Objective> Select all lines with the string "ylabel" in them, and copy those lines.

──────── Materials provided

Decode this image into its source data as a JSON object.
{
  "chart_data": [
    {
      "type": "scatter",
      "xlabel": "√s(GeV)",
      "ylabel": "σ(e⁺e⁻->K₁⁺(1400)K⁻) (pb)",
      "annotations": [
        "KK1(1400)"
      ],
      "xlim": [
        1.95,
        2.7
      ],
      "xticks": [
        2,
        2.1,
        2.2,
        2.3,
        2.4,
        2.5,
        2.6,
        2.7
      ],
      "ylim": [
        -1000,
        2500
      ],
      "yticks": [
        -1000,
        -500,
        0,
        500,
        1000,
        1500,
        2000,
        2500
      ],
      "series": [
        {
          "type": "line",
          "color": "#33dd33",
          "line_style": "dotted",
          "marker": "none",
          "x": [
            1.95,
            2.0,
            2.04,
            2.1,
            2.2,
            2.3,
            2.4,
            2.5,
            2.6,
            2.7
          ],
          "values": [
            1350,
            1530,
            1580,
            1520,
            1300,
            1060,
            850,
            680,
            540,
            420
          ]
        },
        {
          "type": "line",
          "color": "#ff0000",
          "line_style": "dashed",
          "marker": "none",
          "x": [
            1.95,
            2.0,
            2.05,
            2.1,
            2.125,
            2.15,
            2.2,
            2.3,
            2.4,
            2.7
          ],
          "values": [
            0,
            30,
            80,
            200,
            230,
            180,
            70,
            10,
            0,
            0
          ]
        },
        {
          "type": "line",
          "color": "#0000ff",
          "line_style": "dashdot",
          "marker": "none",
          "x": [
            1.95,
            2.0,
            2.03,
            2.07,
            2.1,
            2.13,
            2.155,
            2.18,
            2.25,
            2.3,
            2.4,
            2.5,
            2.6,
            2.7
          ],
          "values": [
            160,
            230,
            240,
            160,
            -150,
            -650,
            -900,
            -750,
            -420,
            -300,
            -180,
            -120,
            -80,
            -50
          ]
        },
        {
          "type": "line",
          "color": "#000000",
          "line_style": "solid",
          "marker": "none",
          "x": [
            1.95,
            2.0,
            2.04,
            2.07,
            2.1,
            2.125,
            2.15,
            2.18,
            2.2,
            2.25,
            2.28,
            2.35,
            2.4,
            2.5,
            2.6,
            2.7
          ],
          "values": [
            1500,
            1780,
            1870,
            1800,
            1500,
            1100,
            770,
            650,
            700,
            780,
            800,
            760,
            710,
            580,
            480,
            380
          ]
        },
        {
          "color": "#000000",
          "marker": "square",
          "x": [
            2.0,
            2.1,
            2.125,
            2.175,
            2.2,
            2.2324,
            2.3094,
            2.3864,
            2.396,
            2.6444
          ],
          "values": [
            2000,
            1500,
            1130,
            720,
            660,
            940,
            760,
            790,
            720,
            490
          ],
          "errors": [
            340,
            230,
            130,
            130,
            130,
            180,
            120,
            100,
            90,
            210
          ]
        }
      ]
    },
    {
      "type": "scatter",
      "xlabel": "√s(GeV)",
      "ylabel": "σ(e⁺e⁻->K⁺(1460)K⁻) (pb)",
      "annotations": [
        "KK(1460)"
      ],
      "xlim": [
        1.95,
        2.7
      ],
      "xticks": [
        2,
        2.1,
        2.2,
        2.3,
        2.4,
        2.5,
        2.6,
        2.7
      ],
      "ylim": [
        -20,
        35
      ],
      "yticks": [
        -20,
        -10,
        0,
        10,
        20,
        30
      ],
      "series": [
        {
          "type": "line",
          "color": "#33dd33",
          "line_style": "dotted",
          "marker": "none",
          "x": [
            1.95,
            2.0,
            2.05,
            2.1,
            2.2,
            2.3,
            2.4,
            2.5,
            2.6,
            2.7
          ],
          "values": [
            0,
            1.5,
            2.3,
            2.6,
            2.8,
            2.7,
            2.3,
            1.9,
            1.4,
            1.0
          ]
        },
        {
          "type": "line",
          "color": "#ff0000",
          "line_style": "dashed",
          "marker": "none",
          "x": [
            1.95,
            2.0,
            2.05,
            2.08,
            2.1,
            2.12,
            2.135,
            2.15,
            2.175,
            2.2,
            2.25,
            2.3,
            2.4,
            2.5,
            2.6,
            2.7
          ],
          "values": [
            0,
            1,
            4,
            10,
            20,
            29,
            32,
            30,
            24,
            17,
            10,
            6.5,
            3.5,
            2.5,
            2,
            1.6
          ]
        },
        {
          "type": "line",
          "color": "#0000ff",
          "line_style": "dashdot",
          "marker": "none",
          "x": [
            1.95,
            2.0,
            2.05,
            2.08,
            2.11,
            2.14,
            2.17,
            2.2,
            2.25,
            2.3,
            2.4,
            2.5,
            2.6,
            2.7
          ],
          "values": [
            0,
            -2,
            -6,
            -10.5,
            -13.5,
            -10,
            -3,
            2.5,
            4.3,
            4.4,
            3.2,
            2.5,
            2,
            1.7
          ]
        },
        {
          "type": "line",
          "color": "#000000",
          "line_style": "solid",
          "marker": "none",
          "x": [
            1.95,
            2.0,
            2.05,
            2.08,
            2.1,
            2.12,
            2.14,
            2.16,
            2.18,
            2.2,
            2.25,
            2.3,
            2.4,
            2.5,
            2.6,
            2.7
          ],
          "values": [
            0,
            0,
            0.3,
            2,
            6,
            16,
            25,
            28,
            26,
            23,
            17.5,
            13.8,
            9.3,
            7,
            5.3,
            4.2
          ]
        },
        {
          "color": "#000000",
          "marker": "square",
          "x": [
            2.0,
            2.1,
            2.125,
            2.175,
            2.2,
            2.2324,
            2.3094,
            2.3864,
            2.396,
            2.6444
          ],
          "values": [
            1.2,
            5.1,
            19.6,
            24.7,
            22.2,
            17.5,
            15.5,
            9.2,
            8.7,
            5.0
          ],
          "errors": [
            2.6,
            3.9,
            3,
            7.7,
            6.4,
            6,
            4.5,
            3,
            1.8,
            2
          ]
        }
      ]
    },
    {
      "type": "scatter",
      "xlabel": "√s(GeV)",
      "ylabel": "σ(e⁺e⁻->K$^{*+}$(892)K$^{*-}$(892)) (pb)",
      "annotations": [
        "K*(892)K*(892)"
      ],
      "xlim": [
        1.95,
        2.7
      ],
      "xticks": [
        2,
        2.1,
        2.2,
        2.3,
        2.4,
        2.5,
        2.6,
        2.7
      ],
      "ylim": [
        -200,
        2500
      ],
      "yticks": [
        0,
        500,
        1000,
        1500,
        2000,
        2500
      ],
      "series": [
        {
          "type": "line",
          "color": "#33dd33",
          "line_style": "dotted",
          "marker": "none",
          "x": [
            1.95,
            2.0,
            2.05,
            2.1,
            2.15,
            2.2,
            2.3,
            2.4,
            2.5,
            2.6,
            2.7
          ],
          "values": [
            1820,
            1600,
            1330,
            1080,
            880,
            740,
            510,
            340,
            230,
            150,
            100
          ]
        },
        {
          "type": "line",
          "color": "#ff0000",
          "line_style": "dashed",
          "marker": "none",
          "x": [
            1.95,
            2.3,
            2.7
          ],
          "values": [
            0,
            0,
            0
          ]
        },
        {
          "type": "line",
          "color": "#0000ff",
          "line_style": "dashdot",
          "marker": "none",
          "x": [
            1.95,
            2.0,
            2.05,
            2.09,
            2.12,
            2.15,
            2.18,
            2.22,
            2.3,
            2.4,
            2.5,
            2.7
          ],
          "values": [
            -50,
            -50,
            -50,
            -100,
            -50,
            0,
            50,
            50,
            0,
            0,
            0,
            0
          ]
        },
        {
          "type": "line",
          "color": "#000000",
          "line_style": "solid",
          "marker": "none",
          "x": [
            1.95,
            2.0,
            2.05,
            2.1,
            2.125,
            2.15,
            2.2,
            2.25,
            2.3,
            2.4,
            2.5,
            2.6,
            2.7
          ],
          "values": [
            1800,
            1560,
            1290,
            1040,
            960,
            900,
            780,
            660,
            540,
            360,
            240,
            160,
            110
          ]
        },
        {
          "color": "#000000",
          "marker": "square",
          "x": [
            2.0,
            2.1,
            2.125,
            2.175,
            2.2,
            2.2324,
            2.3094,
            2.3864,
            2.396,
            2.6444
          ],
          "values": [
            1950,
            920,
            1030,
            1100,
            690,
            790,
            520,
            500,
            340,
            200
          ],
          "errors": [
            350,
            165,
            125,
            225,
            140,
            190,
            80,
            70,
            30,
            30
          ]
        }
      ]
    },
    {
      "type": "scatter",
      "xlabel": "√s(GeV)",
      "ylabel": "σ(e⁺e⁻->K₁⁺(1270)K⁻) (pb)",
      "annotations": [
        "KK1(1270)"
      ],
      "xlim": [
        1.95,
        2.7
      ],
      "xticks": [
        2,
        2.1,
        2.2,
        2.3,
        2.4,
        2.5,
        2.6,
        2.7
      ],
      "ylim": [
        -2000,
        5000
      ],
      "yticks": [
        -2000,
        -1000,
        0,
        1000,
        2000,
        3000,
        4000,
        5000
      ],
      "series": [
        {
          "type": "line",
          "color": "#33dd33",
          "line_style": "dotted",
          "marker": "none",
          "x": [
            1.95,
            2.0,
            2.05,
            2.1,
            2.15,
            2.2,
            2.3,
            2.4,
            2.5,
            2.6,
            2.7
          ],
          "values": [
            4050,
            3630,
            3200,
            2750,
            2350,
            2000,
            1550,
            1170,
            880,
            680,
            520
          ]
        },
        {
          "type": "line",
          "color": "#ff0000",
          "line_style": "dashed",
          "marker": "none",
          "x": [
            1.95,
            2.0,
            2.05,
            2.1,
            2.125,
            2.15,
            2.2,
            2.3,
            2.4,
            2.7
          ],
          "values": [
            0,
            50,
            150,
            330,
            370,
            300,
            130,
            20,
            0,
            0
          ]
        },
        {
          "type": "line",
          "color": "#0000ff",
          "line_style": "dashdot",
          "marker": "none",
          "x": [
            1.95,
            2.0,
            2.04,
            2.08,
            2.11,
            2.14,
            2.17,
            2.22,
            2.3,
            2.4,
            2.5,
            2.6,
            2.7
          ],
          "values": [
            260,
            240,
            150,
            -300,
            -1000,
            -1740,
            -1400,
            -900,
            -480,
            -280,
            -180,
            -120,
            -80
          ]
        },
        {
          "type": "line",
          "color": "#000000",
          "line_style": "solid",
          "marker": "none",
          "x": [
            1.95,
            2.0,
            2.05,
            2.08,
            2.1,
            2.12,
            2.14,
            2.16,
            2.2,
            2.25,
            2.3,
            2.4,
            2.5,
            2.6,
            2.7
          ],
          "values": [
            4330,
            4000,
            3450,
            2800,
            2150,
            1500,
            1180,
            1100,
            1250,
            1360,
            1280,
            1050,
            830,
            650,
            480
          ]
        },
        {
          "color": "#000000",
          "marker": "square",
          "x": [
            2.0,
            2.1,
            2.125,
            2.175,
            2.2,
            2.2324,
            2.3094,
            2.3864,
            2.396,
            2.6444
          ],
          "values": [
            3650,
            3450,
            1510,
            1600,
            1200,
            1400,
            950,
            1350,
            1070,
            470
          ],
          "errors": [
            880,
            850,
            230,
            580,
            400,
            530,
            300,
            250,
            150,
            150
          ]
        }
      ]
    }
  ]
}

────────────────

Solution for this exercise>
      "ylabel": "σ(e⁺e⁻->K₁⁺(1400)K⁻) (pb)",
      "ylabel": "σ(e⁺e⁻->K⁺(1460)K⁻) (pb)",
      "ylabel": "σ(e⁺e⁻->K$^{*+}$(892)K$^{*-}$(892)) (pb)",
      "ylabel": "σ(e⁺e⁻->K₁⁺(1270)K⁻) (pb)",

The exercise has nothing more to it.